::: DATA SHOWN

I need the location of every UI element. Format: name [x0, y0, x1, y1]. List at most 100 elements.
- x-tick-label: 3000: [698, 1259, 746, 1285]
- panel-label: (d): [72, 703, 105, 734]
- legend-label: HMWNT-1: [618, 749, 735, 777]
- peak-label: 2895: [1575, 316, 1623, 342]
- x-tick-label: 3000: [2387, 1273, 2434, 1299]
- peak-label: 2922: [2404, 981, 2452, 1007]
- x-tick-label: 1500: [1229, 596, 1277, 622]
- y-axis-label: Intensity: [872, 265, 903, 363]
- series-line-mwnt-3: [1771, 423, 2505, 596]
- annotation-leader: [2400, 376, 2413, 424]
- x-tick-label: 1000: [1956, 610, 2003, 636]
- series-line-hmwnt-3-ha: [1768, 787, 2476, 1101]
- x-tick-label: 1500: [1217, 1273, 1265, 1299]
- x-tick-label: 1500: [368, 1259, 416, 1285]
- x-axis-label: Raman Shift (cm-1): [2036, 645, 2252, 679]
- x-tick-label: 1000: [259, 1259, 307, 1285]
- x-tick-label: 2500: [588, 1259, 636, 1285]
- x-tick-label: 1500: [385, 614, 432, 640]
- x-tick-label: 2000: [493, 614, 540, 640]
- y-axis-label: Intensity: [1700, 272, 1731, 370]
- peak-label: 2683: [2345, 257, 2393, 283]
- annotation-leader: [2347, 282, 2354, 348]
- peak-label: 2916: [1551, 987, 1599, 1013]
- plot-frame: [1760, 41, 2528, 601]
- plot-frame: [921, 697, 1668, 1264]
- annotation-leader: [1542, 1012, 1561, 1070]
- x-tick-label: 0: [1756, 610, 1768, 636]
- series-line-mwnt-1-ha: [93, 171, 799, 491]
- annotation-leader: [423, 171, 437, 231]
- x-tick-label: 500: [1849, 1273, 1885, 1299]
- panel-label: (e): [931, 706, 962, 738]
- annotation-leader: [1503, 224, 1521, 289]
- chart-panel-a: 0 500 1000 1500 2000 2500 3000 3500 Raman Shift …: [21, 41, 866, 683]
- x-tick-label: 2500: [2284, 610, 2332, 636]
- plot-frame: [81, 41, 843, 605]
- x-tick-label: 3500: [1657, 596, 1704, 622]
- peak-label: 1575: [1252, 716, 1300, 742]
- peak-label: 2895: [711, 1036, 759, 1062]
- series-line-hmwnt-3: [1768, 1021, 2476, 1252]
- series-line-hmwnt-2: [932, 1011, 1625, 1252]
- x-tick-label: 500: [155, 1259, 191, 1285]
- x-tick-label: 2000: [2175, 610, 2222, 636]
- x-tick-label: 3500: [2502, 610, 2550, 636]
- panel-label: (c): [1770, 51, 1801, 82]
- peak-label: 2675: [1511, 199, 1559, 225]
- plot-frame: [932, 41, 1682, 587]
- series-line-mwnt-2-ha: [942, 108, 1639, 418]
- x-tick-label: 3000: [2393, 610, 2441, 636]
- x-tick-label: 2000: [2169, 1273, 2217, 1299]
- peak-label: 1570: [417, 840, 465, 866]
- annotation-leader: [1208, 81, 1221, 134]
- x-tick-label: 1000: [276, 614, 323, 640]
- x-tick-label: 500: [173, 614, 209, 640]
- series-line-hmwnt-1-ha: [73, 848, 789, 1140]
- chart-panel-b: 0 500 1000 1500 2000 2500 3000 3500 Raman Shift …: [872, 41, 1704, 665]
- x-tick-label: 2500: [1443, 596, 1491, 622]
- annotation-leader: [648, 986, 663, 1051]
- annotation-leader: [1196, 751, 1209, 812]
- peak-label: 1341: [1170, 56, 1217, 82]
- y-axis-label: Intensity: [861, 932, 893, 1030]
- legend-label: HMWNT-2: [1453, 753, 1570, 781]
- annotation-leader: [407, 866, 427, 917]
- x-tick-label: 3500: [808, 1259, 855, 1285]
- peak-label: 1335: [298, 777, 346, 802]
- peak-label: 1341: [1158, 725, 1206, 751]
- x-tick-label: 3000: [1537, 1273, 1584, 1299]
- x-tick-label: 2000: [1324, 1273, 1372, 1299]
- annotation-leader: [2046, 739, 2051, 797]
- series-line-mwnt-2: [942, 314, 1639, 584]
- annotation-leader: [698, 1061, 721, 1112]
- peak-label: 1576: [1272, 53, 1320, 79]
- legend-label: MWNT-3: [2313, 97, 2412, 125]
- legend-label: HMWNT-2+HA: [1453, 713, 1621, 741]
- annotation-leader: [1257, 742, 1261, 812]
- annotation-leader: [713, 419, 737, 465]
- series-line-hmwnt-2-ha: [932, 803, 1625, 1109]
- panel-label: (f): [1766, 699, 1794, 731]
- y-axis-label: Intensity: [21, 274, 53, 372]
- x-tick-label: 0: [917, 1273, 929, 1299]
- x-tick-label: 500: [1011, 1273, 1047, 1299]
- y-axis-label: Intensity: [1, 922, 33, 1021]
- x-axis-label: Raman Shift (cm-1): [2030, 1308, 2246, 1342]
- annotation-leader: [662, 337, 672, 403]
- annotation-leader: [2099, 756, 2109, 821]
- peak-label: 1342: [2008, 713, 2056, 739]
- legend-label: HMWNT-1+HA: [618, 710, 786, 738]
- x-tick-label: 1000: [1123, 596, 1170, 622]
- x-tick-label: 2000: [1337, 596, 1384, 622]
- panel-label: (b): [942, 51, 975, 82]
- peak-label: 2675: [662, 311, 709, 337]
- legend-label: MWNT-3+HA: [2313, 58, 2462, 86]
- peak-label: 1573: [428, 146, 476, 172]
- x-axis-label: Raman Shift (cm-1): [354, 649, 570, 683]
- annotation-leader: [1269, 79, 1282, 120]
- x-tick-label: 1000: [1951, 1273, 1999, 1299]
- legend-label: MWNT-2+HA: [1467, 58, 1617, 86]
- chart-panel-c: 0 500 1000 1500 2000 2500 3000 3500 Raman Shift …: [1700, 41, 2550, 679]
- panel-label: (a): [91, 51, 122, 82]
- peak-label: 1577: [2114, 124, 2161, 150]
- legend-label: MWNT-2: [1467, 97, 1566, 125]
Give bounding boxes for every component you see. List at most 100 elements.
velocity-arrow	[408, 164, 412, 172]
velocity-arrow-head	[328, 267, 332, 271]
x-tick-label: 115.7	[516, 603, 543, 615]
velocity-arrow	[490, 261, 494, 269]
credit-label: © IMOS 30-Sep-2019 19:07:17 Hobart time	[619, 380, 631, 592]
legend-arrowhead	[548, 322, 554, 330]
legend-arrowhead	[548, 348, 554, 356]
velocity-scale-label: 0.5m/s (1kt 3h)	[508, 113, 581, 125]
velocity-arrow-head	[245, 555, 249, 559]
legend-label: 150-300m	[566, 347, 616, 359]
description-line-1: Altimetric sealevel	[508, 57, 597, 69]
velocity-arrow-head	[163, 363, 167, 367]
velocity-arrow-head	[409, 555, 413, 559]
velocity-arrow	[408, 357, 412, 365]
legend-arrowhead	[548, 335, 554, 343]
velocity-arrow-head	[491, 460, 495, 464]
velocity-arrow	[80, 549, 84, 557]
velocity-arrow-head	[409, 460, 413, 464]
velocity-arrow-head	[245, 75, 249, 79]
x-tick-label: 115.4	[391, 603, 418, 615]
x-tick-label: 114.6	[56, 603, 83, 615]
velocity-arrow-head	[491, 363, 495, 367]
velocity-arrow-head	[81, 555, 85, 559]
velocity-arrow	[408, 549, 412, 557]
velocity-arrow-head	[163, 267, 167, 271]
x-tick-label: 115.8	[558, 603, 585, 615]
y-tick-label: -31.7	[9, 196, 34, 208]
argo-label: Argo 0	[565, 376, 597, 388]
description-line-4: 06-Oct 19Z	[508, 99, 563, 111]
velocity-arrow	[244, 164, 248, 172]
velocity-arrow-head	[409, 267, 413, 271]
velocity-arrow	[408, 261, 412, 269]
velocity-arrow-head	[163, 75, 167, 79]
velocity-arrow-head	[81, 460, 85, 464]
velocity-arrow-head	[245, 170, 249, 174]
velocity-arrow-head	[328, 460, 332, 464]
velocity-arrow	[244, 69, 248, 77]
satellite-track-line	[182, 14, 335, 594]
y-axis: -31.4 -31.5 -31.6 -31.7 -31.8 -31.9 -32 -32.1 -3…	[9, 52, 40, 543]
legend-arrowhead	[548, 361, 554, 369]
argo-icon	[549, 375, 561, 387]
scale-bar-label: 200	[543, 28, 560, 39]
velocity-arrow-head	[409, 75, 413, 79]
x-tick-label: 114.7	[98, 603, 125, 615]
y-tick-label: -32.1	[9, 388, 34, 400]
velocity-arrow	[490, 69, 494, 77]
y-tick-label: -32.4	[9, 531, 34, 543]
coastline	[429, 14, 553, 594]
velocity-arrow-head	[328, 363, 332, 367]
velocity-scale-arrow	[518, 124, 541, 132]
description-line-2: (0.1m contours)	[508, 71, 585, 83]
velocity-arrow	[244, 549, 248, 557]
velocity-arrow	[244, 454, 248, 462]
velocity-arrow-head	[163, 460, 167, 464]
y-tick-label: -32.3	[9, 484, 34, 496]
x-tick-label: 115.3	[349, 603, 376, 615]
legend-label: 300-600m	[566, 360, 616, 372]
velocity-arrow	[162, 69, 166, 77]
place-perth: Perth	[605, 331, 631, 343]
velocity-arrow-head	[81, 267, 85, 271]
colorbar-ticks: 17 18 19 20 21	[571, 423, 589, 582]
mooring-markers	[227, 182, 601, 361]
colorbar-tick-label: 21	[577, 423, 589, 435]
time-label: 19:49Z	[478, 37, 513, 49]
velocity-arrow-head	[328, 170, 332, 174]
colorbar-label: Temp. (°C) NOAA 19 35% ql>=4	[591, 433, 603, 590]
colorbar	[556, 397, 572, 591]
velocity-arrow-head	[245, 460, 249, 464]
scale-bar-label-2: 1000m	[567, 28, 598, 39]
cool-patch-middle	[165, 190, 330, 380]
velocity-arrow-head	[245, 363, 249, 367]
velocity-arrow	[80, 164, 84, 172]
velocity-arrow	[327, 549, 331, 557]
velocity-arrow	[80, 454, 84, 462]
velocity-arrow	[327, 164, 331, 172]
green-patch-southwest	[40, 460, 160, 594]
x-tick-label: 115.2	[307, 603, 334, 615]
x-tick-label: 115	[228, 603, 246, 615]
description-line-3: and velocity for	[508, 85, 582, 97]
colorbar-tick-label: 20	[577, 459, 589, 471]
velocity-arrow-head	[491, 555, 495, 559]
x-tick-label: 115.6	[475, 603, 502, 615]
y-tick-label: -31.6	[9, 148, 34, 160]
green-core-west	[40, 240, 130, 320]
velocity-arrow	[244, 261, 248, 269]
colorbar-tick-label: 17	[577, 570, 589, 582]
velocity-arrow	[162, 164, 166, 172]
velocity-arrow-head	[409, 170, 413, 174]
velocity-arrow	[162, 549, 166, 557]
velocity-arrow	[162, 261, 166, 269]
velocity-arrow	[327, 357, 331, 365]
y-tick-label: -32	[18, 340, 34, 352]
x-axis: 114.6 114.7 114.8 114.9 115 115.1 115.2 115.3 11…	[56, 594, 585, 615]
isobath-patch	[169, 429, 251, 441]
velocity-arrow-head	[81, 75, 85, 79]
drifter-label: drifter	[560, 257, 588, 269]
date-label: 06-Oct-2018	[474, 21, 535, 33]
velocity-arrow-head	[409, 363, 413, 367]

::::::

→ CHALLENGE
Put the rows from the first line through the line containing "- series-line-hmwnt-3-ha: [1768, 787, 2476, 1101]" into a JSON list of strings, one string per line and no blank lines.

→ TASK RESULT
[
  "I need the location of every UI element. Format: name [x0, y0, x1, y1]. List at most 100 elements.",
  "- x-tick-label: 3000: [698, 1259, 746, 1285]",
  "- panel-label: (d): [72, 703, 105, 734]",
  "- legend-label: HMWNT-1: [618, 749, 735, 777]",
  "- peak-label: 2895: [1575, 316, 1623, 342]",
  "- x-tick-label: 3000: [2387, 1273, 2434, 1299]",
  "- peak-label: 2922: [2404, 981, 2452, 1007]",
  "- x-tick-label: 1500: [1229, 596, 1277, 622]",
  "- y-axis-label: Intensity: [872, 265, 903, 363]",
  "- series-line-mwnt-3: [1771, 423, 2505, 596]",
  "- annotation-leader: [2400, 376, 2413, 424]",
  "- x-tick-label: 1000: [1956, 610, 2003, 636]",
  "- series-line-hmwnt-3-ha: [1768, 787, 2476, 1101]"
]